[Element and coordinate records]
==============================
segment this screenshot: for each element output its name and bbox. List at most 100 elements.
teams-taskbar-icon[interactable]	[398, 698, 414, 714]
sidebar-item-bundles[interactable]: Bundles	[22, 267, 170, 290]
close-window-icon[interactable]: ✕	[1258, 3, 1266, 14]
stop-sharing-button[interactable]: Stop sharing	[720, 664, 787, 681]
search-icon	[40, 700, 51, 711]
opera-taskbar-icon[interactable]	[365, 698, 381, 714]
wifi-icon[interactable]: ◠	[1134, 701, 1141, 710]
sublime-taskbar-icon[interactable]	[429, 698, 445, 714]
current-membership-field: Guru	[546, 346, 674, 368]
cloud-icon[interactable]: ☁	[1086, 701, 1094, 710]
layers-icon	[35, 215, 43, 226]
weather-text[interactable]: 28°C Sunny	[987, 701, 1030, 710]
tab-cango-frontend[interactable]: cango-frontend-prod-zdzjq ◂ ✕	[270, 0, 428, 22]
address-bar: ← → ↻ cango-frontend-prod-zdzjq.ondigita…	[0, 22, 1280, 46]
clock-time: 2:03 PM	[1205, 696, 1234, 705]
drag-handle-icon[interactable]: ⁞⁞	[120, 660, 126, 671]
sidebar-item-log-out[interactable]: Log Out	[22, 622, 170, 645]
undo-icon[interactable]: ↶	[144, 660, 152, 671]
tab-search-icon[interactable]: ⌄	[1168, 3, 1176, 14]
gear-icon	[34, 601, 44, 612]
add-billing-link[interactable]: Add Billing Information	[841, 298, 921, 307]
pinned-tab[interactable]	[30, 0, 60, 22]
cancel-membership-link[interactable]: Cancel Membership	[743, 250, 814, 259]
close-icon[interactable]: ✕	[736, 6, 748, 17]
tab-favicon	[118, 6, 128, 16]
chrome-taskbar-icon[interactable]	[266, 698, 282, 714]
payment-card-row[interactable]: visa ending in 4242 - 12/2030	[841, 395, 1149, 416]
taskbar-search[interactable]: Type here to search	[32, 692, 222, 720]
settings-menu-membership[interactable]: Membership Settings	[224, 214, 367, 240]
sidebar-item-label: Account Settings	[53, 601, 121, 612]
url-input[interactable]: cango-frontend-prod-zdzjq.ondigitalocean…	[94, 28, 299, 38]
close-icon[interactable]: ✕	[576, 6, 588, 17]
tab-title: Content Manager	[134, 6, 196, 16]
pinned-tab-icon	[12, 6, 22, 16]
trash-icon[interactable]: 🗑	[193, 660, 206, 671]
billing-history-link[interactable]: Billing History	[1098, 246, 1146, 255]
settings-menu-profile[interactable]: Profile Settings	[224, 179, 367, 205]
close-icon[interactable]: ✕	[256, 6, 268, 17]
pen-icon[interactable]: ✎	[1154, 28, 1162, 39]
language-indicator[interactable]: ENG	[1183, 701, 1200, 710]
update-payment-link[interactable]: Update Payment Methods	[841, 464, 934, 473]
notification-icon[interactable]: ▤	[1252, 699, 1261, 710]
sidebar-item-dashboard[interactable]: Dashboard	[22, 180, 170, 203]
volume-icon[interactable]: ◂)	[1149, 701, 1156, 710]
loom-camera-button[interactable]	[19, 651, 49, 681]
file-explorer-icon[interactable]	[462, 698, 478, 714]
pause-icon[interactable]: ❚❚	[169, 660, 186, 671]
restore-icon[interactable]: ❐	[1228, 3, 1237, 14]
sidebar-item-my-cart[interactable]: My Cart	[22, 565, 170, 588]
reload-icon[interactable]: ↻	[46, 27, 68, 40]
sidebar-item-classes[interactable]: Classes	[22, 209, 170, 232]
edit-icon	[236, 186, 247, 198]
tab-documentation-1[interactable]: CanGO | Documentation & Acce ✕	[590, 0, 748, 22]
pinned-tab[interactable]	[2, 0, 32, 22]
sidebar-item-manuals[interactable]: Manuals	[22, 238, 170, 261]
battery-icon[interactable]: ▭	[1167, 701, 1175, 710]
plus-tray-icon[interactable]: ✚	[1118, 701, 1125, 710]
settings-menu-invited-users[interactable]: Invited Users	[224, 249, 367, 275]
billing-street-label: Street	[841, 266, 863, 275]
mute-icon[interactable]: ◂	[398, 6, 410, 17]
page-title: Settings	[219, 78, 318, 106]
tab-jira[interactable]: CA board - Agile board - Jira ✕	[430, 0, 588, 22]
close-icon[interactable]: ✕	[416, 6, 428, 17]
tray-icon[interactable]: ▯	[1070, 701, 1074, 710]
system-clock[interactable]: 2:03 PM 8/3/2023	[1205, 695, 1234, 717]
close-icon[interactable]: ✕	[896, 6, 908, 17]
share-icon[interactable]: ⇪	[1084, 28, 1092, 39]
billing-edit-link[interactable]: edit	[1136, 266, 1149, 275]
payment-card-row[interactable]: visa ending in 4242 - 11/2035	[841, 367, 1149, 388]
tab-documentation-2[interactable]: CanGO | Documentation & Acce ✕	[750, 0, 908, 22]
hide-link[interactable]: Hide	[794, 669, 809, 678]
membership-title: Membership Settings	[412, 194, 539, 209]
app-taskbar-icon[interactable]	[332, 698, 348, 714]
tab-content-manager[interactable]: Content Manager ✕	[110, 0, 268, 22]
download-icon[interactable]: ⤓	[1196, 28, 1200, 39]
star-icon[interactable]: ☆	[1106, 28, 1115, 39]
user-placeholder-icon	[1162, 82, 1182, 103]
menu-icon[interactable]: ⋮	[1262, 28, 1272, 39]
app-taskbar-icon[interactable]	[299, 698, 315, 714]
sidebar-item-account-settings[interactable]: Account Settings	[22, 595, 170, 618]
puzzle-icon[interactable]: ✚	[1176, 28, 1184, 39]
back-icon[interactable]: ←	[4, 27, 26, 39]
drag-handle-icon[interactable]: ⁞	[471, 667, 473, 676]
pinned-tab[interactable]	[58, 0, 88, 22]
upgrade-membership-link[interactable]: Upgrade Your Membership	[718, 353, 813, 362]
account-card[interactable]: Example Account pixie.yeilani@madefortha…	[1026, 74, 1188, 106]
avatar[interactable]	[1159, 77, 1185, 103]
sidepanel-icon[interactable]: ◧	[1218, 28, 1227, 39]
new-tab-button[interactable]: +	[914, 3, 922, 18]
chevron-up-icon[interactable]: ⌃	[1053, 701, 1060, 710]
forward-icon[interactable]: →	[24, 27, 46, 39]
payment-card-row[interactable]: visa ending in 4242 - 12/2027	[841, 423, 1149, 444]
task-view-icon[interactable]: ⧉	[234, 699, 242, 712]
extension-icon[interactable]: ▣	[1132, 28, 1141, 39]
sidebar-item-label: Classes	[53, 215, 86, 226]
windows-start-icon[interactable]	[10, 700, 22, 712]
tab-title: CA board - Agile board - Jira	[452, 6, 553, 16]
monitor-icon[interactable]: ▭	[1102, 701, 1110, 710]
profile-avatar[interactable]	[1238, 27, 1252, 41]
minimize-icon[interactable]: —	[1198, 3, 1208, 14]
==============================
**TASK DETAILS:** Please rewrite the listing above with every occurrence of "taskbar" changed to "dock", leaving everything else unchanged.

**OUTPUT OF THE EXERCISE:**
segment this screenshot: for each element output its name and bbox. List at most 100 elements.
teams-dock-icon[interactable]	[398, 698, 414, 714]
sidebar-item-bundles[interactable]: Bundles	[22, 267, 170, 290]
close-window-icon[interactable]: ✕	[1258, 3, 1266, 14]
stop-sharing-button[interactable]: Stop sharing	[720, 664, 787, 681]
search-icon	[40, 700, 51, 711]
opera-dock-icon[interactable]	[365, 698, 381, 714]
wifi-icon[interactable]: ◠	[1134, 701, 1141, 710]
sublime-dock-icon[interactable]	[429, 698, 445, 714]
current-membership-field: Guru	[546, 346, 674, 368]
cloud-icon[interactable]: ☁	[1086, 701, 1094, 710]
layers-icon	[35, 215, 43, 226]
weather-text[interactable]: 28°C Sunny	[987, 701, 1030, 710]
tab-cango-frontend[interactable]: cango-frontend-prod-zdzjq ◂ ✕	[270, 0, 428, 22]
address-bar: ← → ↻ cango-frontend-prod-zdzjq.ondigita…	[0, 22, 1280, 46]
clock-time: 2:03 PM	[1205, 696, 1234, 705]
drag-handle-icon[interactable]: ⁞⁞	[120, 660, 126, 671]
sidebar-item-log-out[interactable]: Log Out	[22, 622, 170, 645]
undo-icon[interactable]: ↶	[144, 660, 152, 671]
tab-search-icon[interactable]: ⌄	[1168, 3, 1176, 14]
gear-icon	[34, 601, 44, 612]
add-billing-link[interactable]: Add Billing Information	[841, 298, 921, 307]
pinned-tab[interactable]	[30, 0, 60, 22]
cancel-membership-link[interactable]: Cancel Membership	[743, 250, 814, 259]
close-icon[interactable]: ✕	[736, 6, 748, 17]
tab-favicon	[118, 6, 128, 16]
chrome-dock-icon[interactable]	[266, 698, 282, 714]
payment-card-row[interactable]: visa ending in 4242 - 12/2030	[841, 395, 1149, 416]
dock-search[interactable]: Type here to search	[32, 692, 222, 720]
settings-menu-membership[interactable]: Membership Settings	[224, 214, 367, 240]
sidebar-item-label: Account Settings	[53, 601, 121, 612]
url-input[interactable]: cango-frontend-prod-zdzjq.ondigitalocean…	[94, 28, 299, 38]
close-icon[interactable]: ✕	[576, 6, 588, 17]
tab-title: Content Manager	[134, 6, 196, 16]
pinned-tab-icon	[12, 6, 22, 16]
trash-icon[interactable]: 🗑	[193, 660, 206, 671]
billing-history-link[interactable]: Billing History	[1098, 246, 1146, 255]
settings-menu-profile[interactable]: Profile Settings	[224, 179, 367, 205]
close-icon[interactable]: ✕	[256, 6, 268, 17]
pen-icon[interactable]: ✎	[1154, 28, 1162, 39]
language-indicator[interactable]: ENG	[1183, 701, 1200, 710]
update-payment-link[interactable]: Update Payment Methods	[841, 464, 934, 473]
notification-icon[interactable]: ▤	[1252, 699, 1261, 710]
sidebar-item-dashboard[interactable]: Dashboard	[22, 180, 170, 203]
volume-icon[interactable]: ◂)	[1149, 701, 1156, 710]
loom-camera-button[interactable]	[19, 651, 49, 681]
file-explorer-icon[interactable]	[462, 698, 478, 714]
pause-icon[interactable]: ❚❚	[169, 660, 186, 671]
restore-icon[interactable]: ❐	[1228, 3, 1237, 14]
sidebar-item-my-cart[interactable]: My Cart	[22, 565, 170, 588]
reload-icon[interactable]: ↻	[46, 27, 68, 40]
sidebar-item-classes[interactable]: Classes	[22, 209, 170, 232]
edit-icon	[236, 186, 247, 198]
tab-documentation-1[interactable]: CanGO | Documentation & Acce ✕	[590, 0, 748, 22]
pinned-tab[interactable]	[2, 0, 32, 22]
sidebar-item-manuals[interactable]: Manuals	[22, 238, 170, 261]
battery-icon[interactable]: ▭	[1167, 701, 1175, 710]
plus-tray-icon[interactable]: ✚	[1118, 701, 1125, 710]
settings-menu-invited-users[interactable]: Invited Users	[224, 249, 367, 275]
billing-street-label: Street	[841, 266, 863, 275]
mute-icon[interactable]: ◂	[398, 6, 410, 17]
page-title: Settings	[219, 78, 318, 106]
tab-jira[interactable]: CA board - Agile board - Jira ✕	[430, 0, 588, 22]
close-icon[interactable]: ✕	[416, 6, 428, 17]
tray-icon[interactable]: ▯	[1070, 701, 1074, 710]
system-clock[interactable]: 2:03 PM 8/3/2023	[1205, 695, 1234, 717]
close-icon[interactable]: ✕	[896, 6, 908, 17]
share-icon[interactable]: ⇪	[1084, 28, 1092, 39]
billing-edit-link[interactable]: edit	[1136, 266, 1149, 275]
payment-card-row[interactable]: visa ending in 4242 - 11/2035	[841, 367, 1149, 388]
tab-documentation-2[interactable]: CanGO | Documentation & Acce ✕	[750, 0, 908, 22]
hide-link[interactable]: Hide	[794, 669, 809, 678]
membership-title: Membership Settings	[412, 194, 539, 209]
app-dock-icon[interactable]	[332, 698, 348, 714]
tab-content-manager[interactable]: Content Manager ✕	[110, 0, 268, 22]
download-icon[interactable]: ⤓	[1196, 28, 1200, 39]
star-icon[interactable]: ☆	[1106, 28, 1115, 39]
user-placeholder-icon	[1162, 82, 1182, 103]
menu-icon[interactable]: ⋮	[1262, 28, 1272, 39]
app-dock-icon[interactable]	[299, 698, 315, 714]
sidebar-item-account-settings[interactable]: Account Settings	[22, 595, 170, 618]
puzzle-icon[interactable]: ✚	[1176, 28, 1184, 39]
back-icon[interactable]: ←	[4, 27, 26, 39]
drag-handle-icon[interactable]: ⁞	[471, 667, 473, 676]
pinned-tab[interactable]	[58, 0, 88, 22]
upgrade-membership-link[interactable]: Upgrade Your Membership	[718, 353, 813, 362]
account-card[interactable]: Example Account pixie.yeilani@madefortha…	[1026, 74, 1188, 106]
avatar[interactable]	[1159, 77, 1185, 103]
sidepanel-icon[interactable]: ◧	[1218, 28, 1227, 39]
new-tab-button[interactable]: +	[914, 3, 922, 18]
chevron-up-icon[interactable]: ⌃	[1053, 701, 1060, 710]
forward-icon[interactable]: →	[24, 27, 46, 39]
payment-card-row[interactable]: visa ending in 4242 - 12/2027	[841, 423, 1149, 444]
task-view-icon[interactable]: ⧉	[234, 699, 242, 712]
extension-icon[interactable]: ▣	[1132, 28, 1141, 39]
sidebar-item-label: Classes	[53, 215, 86, 226]
windows-start-icon[interactable]	[10, 700, 22, 712]
tab-title: CA board - Agile board - Jira	[452, 6, 553, 16]
monitor-icon[interactable]: ▭	[1102, 701, 1110, 710]
profile-avatar[interactable]	[1238, 27, 1252, 41]
minimize-icon[interactable]: —	[1198, 3, 1208, 14]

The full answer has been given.